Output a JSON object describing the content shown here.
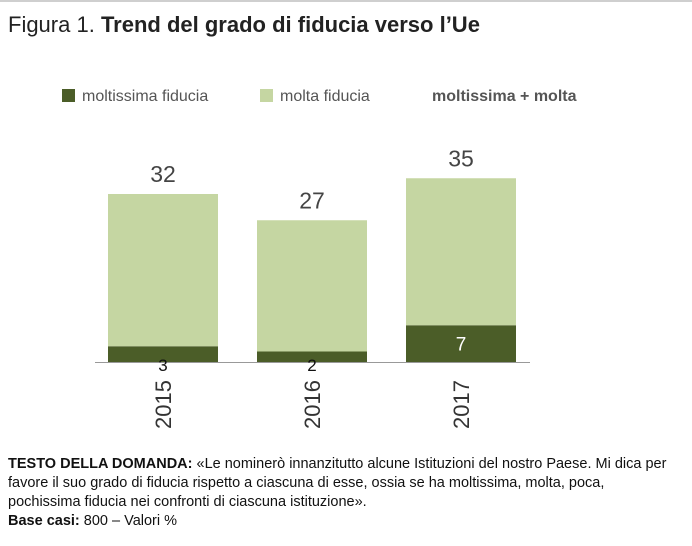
{
  "title": {
    "label": "Figura 1.",
    "main": "Trend del grado di fiducia verso l’Ue"
  },
  "legend": {
    "items": [
      {
        "label": "moltissima fiducia",
        "color": "#4b5d28"
      },
      {
        "label": "molta fiducia",
        "color": "#c5d6a2"
      }
    ],
    "total_label": "moltissima + molta"
  },
  "chart_data": {
    "type": "bar",
    "stacked": true,
    "categories": [
      "2015",
      "2016",
      "2017"
    ],
    "series": [
      {
        "name": "moltissima fiducia",
        "values": [
          3,
          2,
          7
        ],
        "color": "#4b5d28"
      },
      {
        "name": "molta fiducia",
        "values": [
          29,
          25,
          28
        ],
        "color": "#c5d6a2"
      }
    ],
    "totals": [
      32,
      27,
      35
    ],
    "total_series_name": "moltissima + molta",
    "xlabel": "",
    "ylabel": "",
    "ylim": [
      0,
      40
    ],
    "grid": false,
    "legend_position": "top"
  },
  "footnote": {
    "question_label": "TESTO DELLA DOMANDA:",
    "question_text": "«Le nominerò innanzitutto alcune Istituzioni del nostro Paese. Mi dica per favore il suo grado di fiducia rispetto a ciascuna di esse, ossia se ha moltissima, molta, poca, pochissima fiducia nei confronti di ciascuna istituzione».",
    "base_label": "Base casi:",
    "base_text": "800 – Valori %"
  }
}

------------

Locate the word "moltissima" in the records above, and return each line that has it.

- Result of the task:
        "label": "moltissima fiducia",
    "total_label": "moltissima + molta"
        "name": "moltissima fiducia",
    "total_series_name": "moltissima + molta",
    "question_text": "«Le nominerò innanzitutto alcune Istituzioni del nostro Paese. Mi dica per favore il suo grado di fiducia rispetto a ciascuna di esse, ossia se ha moltissima, molta, poca, pochissima fiducia nei confronti di ciascuna istituzione».",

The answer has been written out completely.